Skip the pictures. Copy all the rest of the records down exactly.

--- Begin DATASET ENTRIES ---

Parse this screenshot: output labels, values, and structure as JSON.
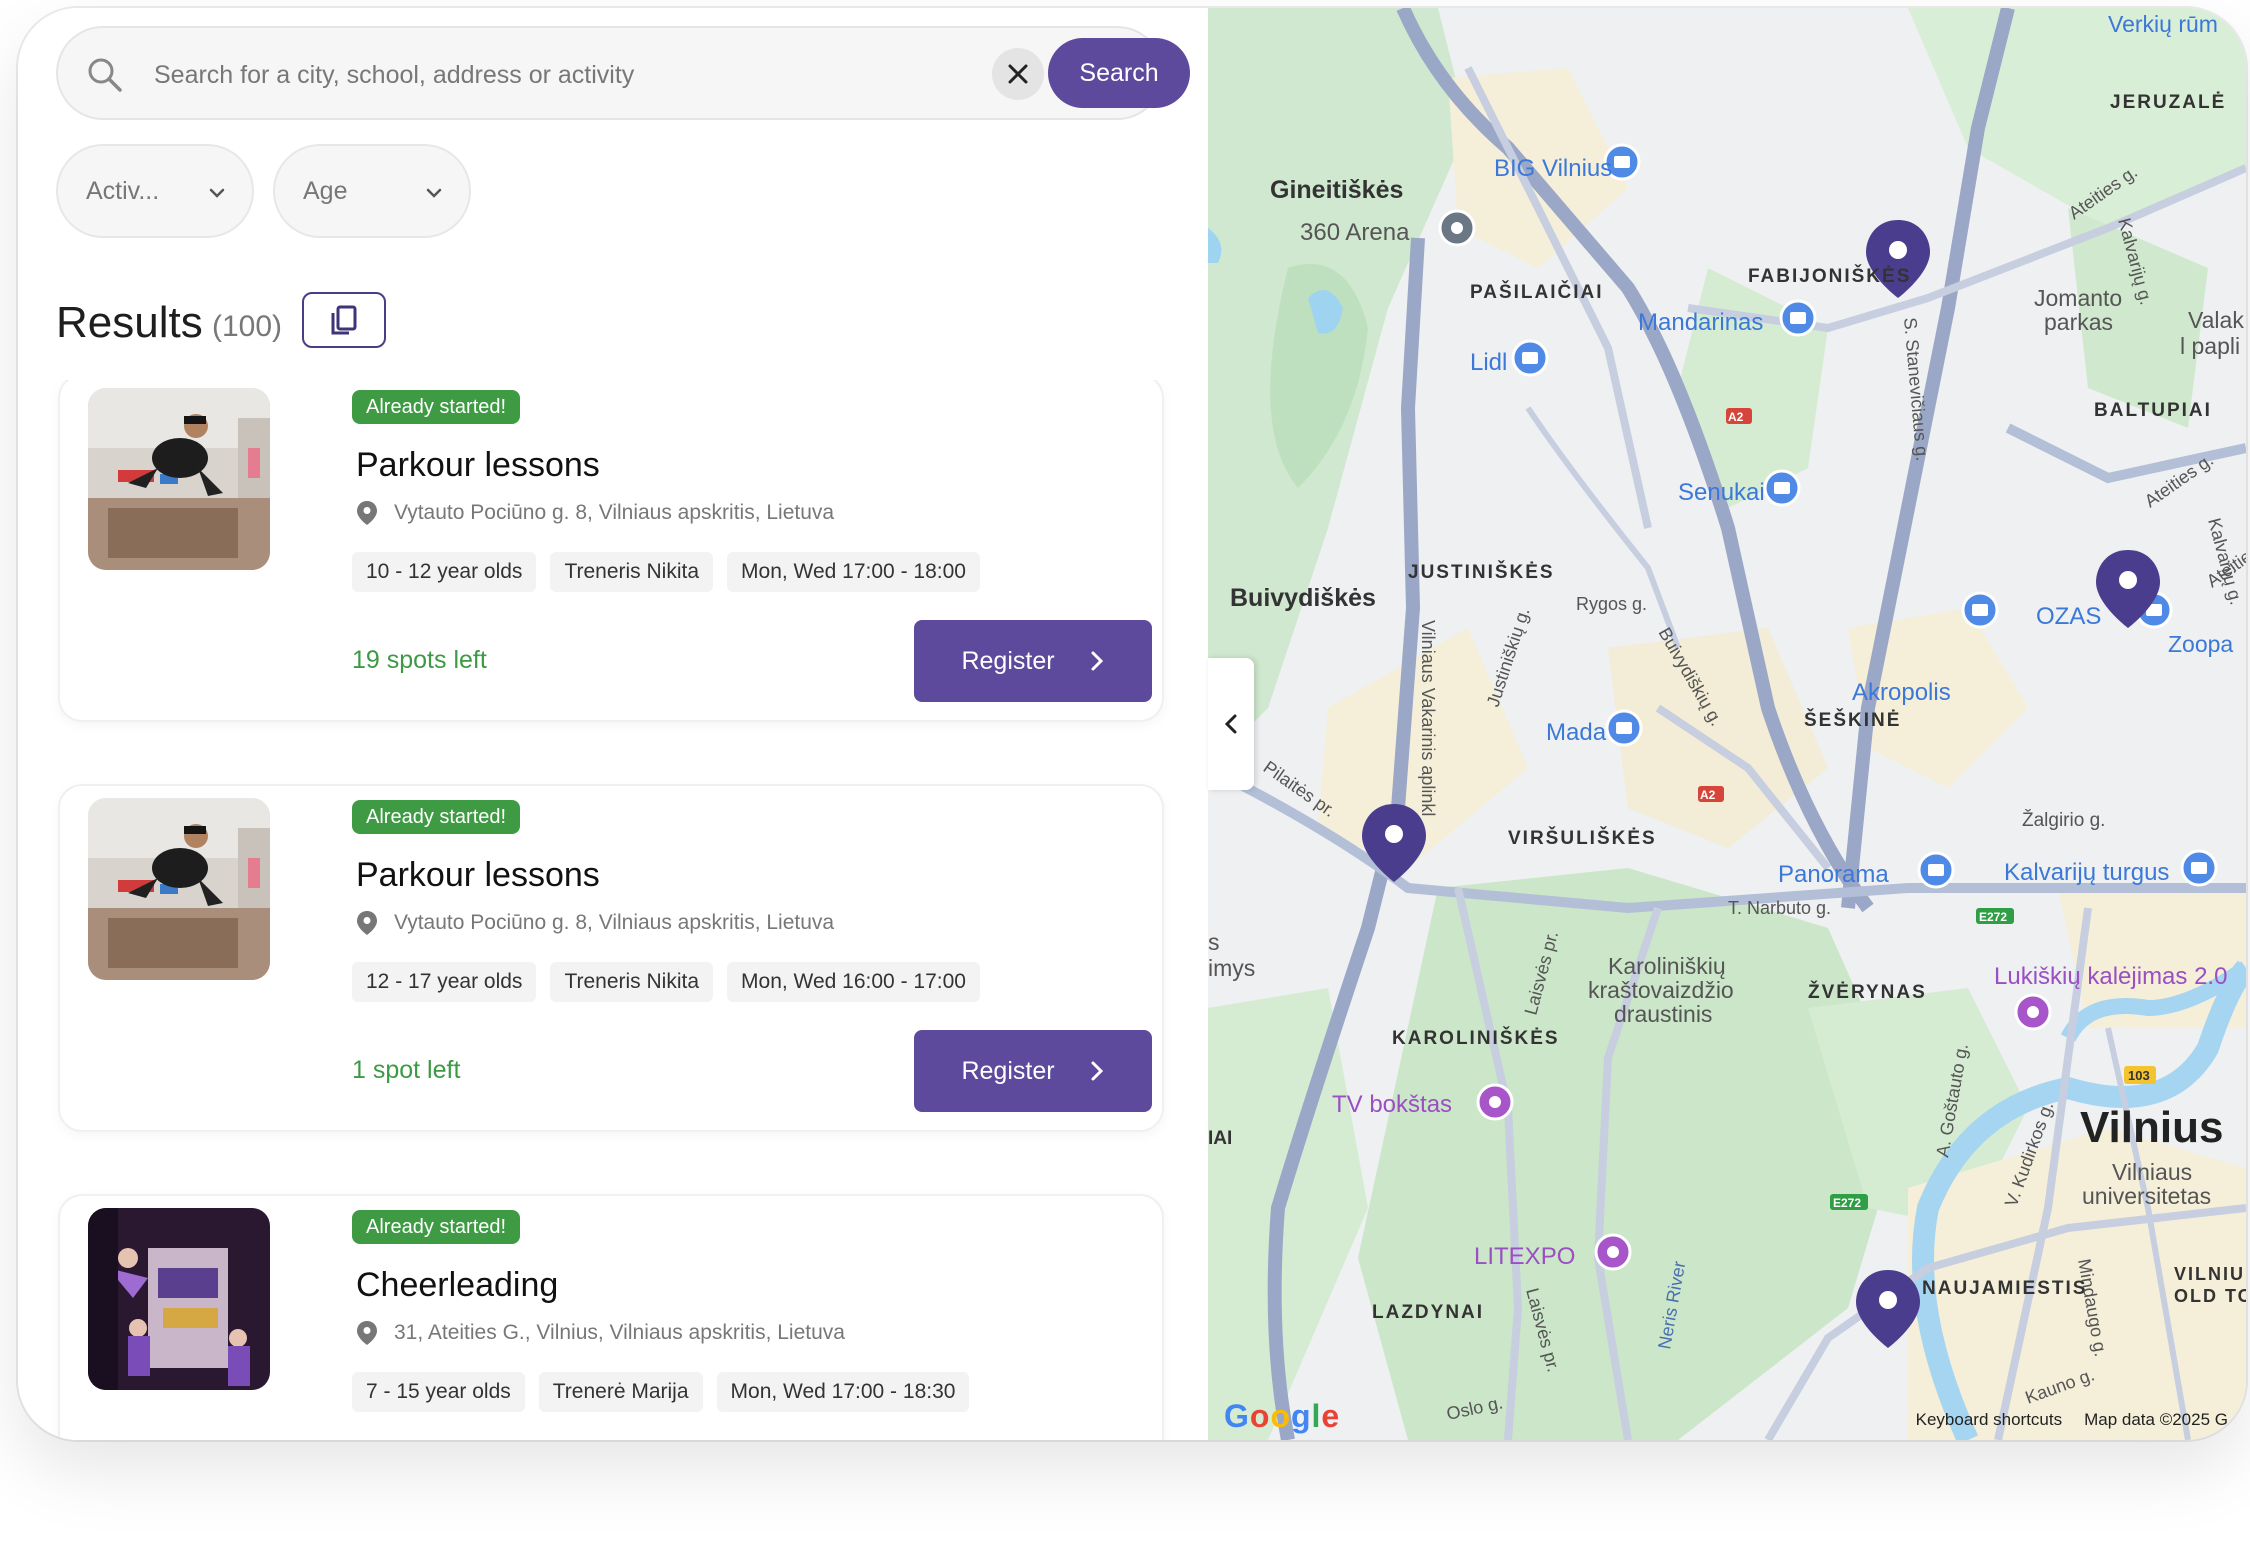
{
  "search": {
    "placeholder": "Search for a city, school, address or activity",
    "button_label": "Search"
  },
  "filters": {
    "activity_label": "Activ...",
    "age_label": "Age"
  },
  "results": {
    "title": "Results",
    "count": "(100)"
  },
  "cards": [
    {
      "badge": "Already started!",
      "title": "Parkour lessons",
      "address": "Vytauto Pociūno g. 8, Vilniaus apskritis, Lietuva",
      "chips": [
        "10 - 12 year olds",
        "Treneris Nikita",
        "Mon, Wed 17:00 - 18:00"
      ],
      "spots": "19 spots left",
      "register_label": "Register"
    },
    {
      "badge": "Already started!",
      "title": "Parkour lessons",
      "address": "Vytauto Pociūno g. 8, Vilniaus apskritis, Lietuva",
      "chips": [
        "12 - 17 year olds",
        "Treneris Nikita",
        "Mon, Wed 16:00 - 17:00"
      ],
      "spots": "1 spot left",
      "register_label": "Register"
    },
    {
      "badge": "Already started!",
      "title": "Cheerleading",
      "address": "31, Ateities G., Vilnius, Vilniaus apskritis, Lietuva",
      "chips": [
        "7 - 15 year olds",
        "Trenerė Marija",
        "Mon, Wed 17:00 - 18:30"
      ],
      "spots": "",
      "register_label": ""
    }
  ],
  "map": {
    "labels": {
      "gineitiskes": "Gineitiškės",
      "arena": "360 Arena",
      "big_vilnius": "BIG Vilnius",
      "pasilaiciai": "PAŠILAIČIAI",
      "fabijoniskes": "FABIJONIŠKĖS",
      "mandarinas": "Mandarinas",
      "lidl": "Lidl",
      "senukai": "Senukai",
      "justiniskes": "JUSTINIŠKĖS",
      "buivydiskes": "Buivydiškės",
      "rygos": "Rygos g.",
      "ozas": "OZAS",
      "akropolis": "Akropolis",
      "seskine": "ŠEŠKINĖ",
      "mada": "Mada",
      "virsuliskes": "VIRŠULIŠKĖS",
      "zalgirio": "Žalgirio g.",
      "panorama": "Panorama",
      "kalvariju_turgus": "Kalvarijų turgus",
      "narbuto": "T. Narbuto g.",
      "karoliniskiu": "Karoliniškių",
      "krastovaizdzio": "kraštovaizdžio",
      "draustinis": "draustinis",
      "zverynas": "ŽVĖRYNAS",
      "lukiskiu": "Lukiškių kalėjimas 2.0",
      "karoliniskes": "KAROLINIŠKĖS",
      "tv_bokstas": "TV bokštas",
      "vilnius": "Vilnius",
      "vilniaus": "Vilniaus",
      "universitetas": "universitetas",
      "litexpo": "LITEXPO",
      "lazdynai": "LAZDYNAI",
      "naujamiestis": "NAUJAMIESTIS",
      "neris": "Neris River",
      "jeruzale": "JERUZALĖ",
      "baltupiai": "BALTUPIAI",
      "jomanto": "Jomanto",
      "parkas": "parkas",
      "ateities": "Ateities g.",
      "kalvariju_g": "Kalvarijų g.",
      "verkiu": "Verkių rūm",
      "valak": "Valak",
      "papli": "l papli",
      "zoopa": "Zoopa",
      "vilniu": "VILNIU",
      "old_to": "OLD TO",
      "kauno": "Kauno g.",
      "oslo": "Oslo g.",
      "imys": "imys",
      "iai": "IAI",
      "s_letter": "s",
      "a2": "A2",
      "e272": "E272",
      "r103": "103",
      "vakarinis": "Vilniaus Vakarinis aplinkl",
      "justiniskiu_g": "Justiniškių g.",
      "buivydiskiu_g": "Buivydiškių g.",
      "pilaites": "Pilaitės pr.",
      "laisves": "Laisvės pr.",
      "stanevicius": "S. Stanevičiaus g.",
      "gostauto": "A. Goštauto g.",
      "kudirkos": "V. Kudirkos g.",
      "mindaugo": "Mindaugo g."
    },
    "keyboard_shortcuts": "Keyboard shortcuts",
    "map_data": "Map data ©2025 G",
    "google": [
      "G",
      "o",
      "o",
      "g",
      "l",
      "e"
    ]
  },
  "colors": {
    "brand_purple": "#5d4a9c",
    "badge_green": "#3f9a44",
    "spots_green": "#3d9a44"
  }
}
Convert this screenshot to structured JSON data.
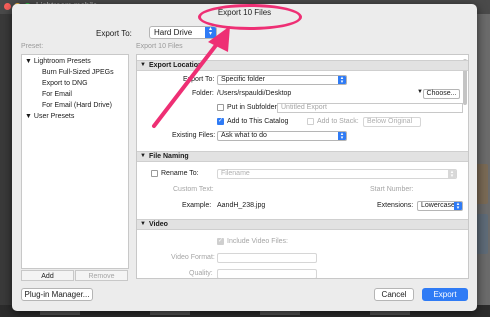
{
  "background": {
    "app_title": "Lightroom mobile"
  },
  "dialog": {
    "title": "Export 10 Files",
    "export_to_label": "Export To:",
    "export_to_value": "Hard Drive",
    "preset_header": "Preset:",
    "settings_header": "Export 10 Files"
  },
  "presets": {
    "groups": [
      {
        "label": "Lightroom Presets"
      },
      {
        "label": "User Presets"
      }
    ],
    "items": [
      "Burn Full-Sized JPEGs",
      "Export to DNG",
      "For Email",
      "For Email (Hard Drive)"
    ],
    "add_label": "Add",
    "remove_label": "Remove"
  },
  "export_location": {
    "header": "Export Location",
    "export_to_label": "Export To:",
    "export_to_value": "Specific folder",
    "folder_label": "Folder:",
    "folder_path": "/Users/rspauldi/Desktop",
    "choose_label": "Choose...",
    "subfolder_label": "Put in Subfolder:",
    "subfolder_placeholder": "Untitled Export",
    "add_catalog_label": "Add to This Catalog",
    "add_stack_label": "Add to Stack:",
    "stack_position": "Below Original",
    "existing_files_label": "Existing Files:",
    "existing_files_value": "Ask what to do"
  },
  "file_naming": {
    "header": "File Naming",
    "rename_label": "Rename To:",
    "rename_value": "Filename",
    "custom_text_label": "Custom Text:",
    "start_number_label": "Start Number:",
    "example_label": "Example:",
    "example_value": "AandH_238.jpg",
    "extensions_label": "Extensions:",
    "extensions_value": "Lowercase"
  },
  "video": {
    "header": "Video",
    "include_label": "Include Video Files:",
    "format_label": "Video Format:",
    "quality_label": "Quality:"
  },
  "footer": {
    "plugin_manager": "Plug-in Manager...",
    "cancel": "Cancel",
    "export": "Export"
  },
  "colors": {
    "annotation": "#ee2f74",
    "accent": "#2f7bf5"
  }
}
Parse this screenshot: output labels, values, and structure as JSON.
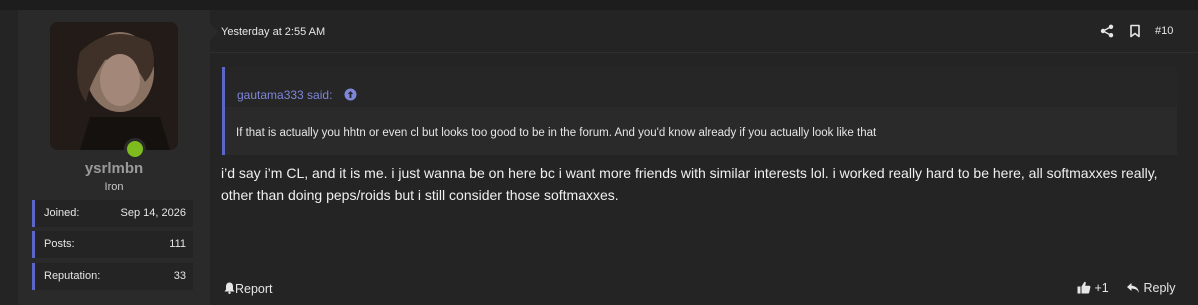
{
  "user": {
    "name": "ysrlmbn",
    "title": "Iron",
    "online_color": "#7dbb1f",
    "stats": [
      {
        "label": "Joined:",
        "value": "Sep 14, 2026"
      },
      {
        "label": "Posts:",
        "value": "111"
      },
      {
        "label": "Reputation:",
        "value": "33"
      }
    ]
  },
  "post": {
    "time": "Yesterday at 2:55 AM",
    "number": "#10",
    "quote": {
      "author": "gautama333 said:",
      "text": "If that is actually you hhtn or even cl but looks too good to be in the forum. And you'd know already if you actually look like that"
    },
    "body": "i’d say i’m CL, and it is me. i just wanna be on here bc i want more friends with similar interests lol. i worked really hard to be here, all softmaxxes really, other than doing peps/roids but i still consider those softmaxxes.",
    "actions": {
      "report": "Report",
      "like_count": "+1",
      "reply": "Reply"
    }
  },
  "colors": {
    "accent": "#5b66c8",
    "quote_author": "#7e86d9",
    "panel": "#242424",
    "sidebar": "#2a2a2a"
  }
}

--- End DATASET ENTRIES ---

--- FINISHED TASK ---
Parse this screenshot: output labels, values, and structure as JSON.
{
  "search": {
    "placeholder": "Search for a city, school, address or activity",
    "button_label": "Search"
  },
  "filters": {
    "activity_label": "Activ...",
    "age_label": "Age"
  },
  "results": {
    "title": "Results",
    "count": "(100)"
  },
  "cards": [
    {
      "badge": "Already started!",
      "title": "Parkour lessons",
      "address": "Vytauto Pociūno g. 8, Vilniaus apskritis, Lietuva",
      "chips": [
        "10 - 12 year olds",
        "Treneris Nikita",
        "Mon, Wed 17:00 - 18:00"
      ],
      "spots": "19 spots left",
      "register_label": "Register"
    },
    {
      "badge": "Already started!",
      "title": "Parkour lessons",
      "address": "Vytauto Pociūno g. 8, Vilniaus apskritis, Lietuva",
      "chips": [
        "12 - 17 year olds",
        "Treneris Nikita",
        "Mon, Wed 16:00 - 17:00"
      ],
      "spots": "1 spot left",
      "register_label": "Register"
    },
    {
      "badge": "Already started!",
      "title": "Cheerleading",
      "address": "31, Ateities G., Vilnius, Vilniaus apskritis, Lietuva",
      "chips": [
        "7 - 15 year olds",
        "Trenerė Marija",
        "Mon, Wed 17:00 - 18:30"
      ],
      "spots": "",
      "register_label": ""
    }
  ],
  "map": {
    "labels": {
      "gineitiskes": "Gineitiškės",
      "arena": "360 Arena",
      "big_vilnius": "BIG Vilnius",
      "pasilaiciai": "PAŠILAIČIAI",
      "fabijoniskes": "FABIJONIŠKĖS",
      "mandarinas": "Mandarinas",
      "lidl": "Lidl",
      "senukai": "Senukai",
      "justiniskes": "JUSTINIŠKĖS",
      "buivydiskes": "Buivydiškės",
      "rygos": "Rygos g.",
      "ozas": "OZAS",
      "akropolis": "Akropolis",
      "seskine": "ŠEŠKINĖ",
      "mada": "Mada",
      "virsuliskes": "VIRŠULIŠKĖS",
      "zalgirio": "Žalgirio g.",
      "panorama": "Panorama",
      "kalvariju_turgus": "Kalvarijų turgus",
      "narbuto": "T. Narbuto g.",
      "karoliniskiu": "Karoliniškių",
      "krastovaizdzio": "kraštovaizdžio",
      "draustinis": "draustinis",
      "zverynas": "ŽVĖRYNAS",
      "lukiskiu": "Lukiškių kalėjimas 2.0",
      "karoliniskes": "KAROLINIŠKĖS",
      "tv_bokstas": "TV bokštas",
      "vilnius": "Vilnius",
      "vilniaus": "Vilniaus",
      "universitetas": "universitetas",
      "litexpo": "LITEXPO",
      "lazdynai": "LAZDYNAI",
      "naujamiestis": "NAUJAMIESTIS",
      "neris": "Neris River",
      "jeruzale": "JERUZALĖ",
      "baltupiai": "BALTUPIAI",
      "jomanto": "Jomanto",
      "parkas": "parkas",
      "ateities": "Ateities g.",
      "kalvariju_g": "Kalvarijų g.",
      "verkiu": "Verkių rūm",
      "valak": "Valak",
      "papli": "l papli",
      "zoopa": "Zoopa",
      "vilniu": "VILNIU",
      "old_to": "OLD TO",
      "kauno": "Kauno g.",
      "oslo": "Oslo g.",
      "imys": "imys",
      "iai": "IAI",
      "s_letter": "s",
      "a2": "A2",
      "e272": "E272",
      "r103": "103",
      "vakarinis": "Vilniaus Vakarinis aplinkl",
      "justiniskiu_g": "Justiniškių g.",
      "buivydiskiu_g": "Buivydiškių g.",
      "pilaites": "Pilaitės pr.",
      "laisves": "Laisvės pr.",
      "stanevicius": "S. Stanevičiaus g.",
      "gostauto": "A. Goštauto g.",
      "kudirkos": "V. Kudirkos g.",
      "mindaugo": "Mindaugo g."
    },
    "keyboard_shortcuts": "Keyboard shortcuts",
    "map_data": "Map data ©2025 G",
    "google": [
      "G",
      "o",
      "o",
      "g",
      "l",
      "e"
    ]
  },
  "colors": {
    "brand_purple": "#5d4a9c",
    "badge_green": "#3f9a44",
    "spots_green": "#3d9a44"
  }
}
Convert this screenshot to structured JSON data.
{
  "background": {
    "app_title": "Lightroom mobile"
  },
  "dialog": {
    "title": "Export 10 Files",
    "export_to_label": "Export To:",
    "export_to_value": "Hard Drive",
    "preset_header": "Preset:",
    "settings_header": "Export 10 Files"
  },
  "presets": {
    "groups": [
      {
        "label": "Lightroom Presets"
      },
      {
        "label": "User Presets"
      }
    ],
    "items": [
      "Burn Full-Sized JPEGs",
      "Export to DNG",
      "For Email",
      "For Email (Hard Drive)"
    ],
    "add_label": "Add",
    "remove_label": "Remove"
  },
  "export_location": {
    "header": "Export Location",
    "export_to_label": "Export To:",
    "export_to_value": "Specific folder",
    "folder_label": "Folder:",
    "folder_path": "/Users/rspauldi/Desktop",
    "choose_label": "Choose...",
    "subfolder_label": "Put in Subfolder:",
    "subfolder_placeholder": "Untitled Export",
    "add_catalog_label": "Add to This Catalog",
    "add_stack_label": "Add to Stack:",
    "stack_position": "Below Original",
    "existing_files_label": "Existing Files:",
    "existing_files_value": "Ask what to do"
  },
  "file_naming": {
    "header": "File Naming",
    "rename_label": "Rename To:",
    "rename_value": "Filename",
    "custom_text_label": "Custom Text:",
    "start_number_label": "Start Number:",
    "example_label": "Example:",
    "example_value": "AandH_238.jpg",
    "extensions_label": "Extensions:",
    "extensions_value": "Lowercase"
  },
  "video": {
    "header": "Video",
    "include_label": "Include Video Files:",
    "format_label": "Video Format:",
    "quality_label": "Quality:"
  },
  "footer": {
    "plugin_manager": "Plug-in Manager...",
    "cancel": "Cancel",
    "export": "Export"
  },
  "colors": {
    "annotation": "#ee2f74",
    "accent": "#2f7bf5"
  }
}
Parse this screenshot: output labels, values, and structure as JSON.
{
  "user": {
    "name": "ysrlmbn",
    "title": "Iron",
    "online_color": "#7dbb1f",
    "stats": [
      {
        "label": "Joined:",
        "value": "Sep 14, 2026"
      },
      {
        "label": "Posts:",
        "value": "111"
      },
      {
        "label": "Reputation:",
        "value": "33"
      }
    ]
  },
  "post": {
    "time": "Yesterday at 2:55 AM",
    "number": "#10",
    "quote": {
      "author": "gautama333 said:",
      "text": "If that is actually you hhtn or even cl but looks too good to be in the forum. And you'd know already if you actually look like that"
    },
    "body": "i’d say i’m CL, and it is me. i just wanna be on here bc i want more friends with similar interests lol. i worked really hard to be here, all softmaxxes really, other than doing peps/roids but i still consider those softmaxxes.",
    "actions": {
      "report": "Report",
      "like_count": "+1",
      "reply": "Reply"
    }
  },
  "colors": {
    "accent": "#5b66c8",
    "quote_author": "#7e86d9",
    "panel": "#242424",
    "sidebar": "#2a2a2a"
  }
}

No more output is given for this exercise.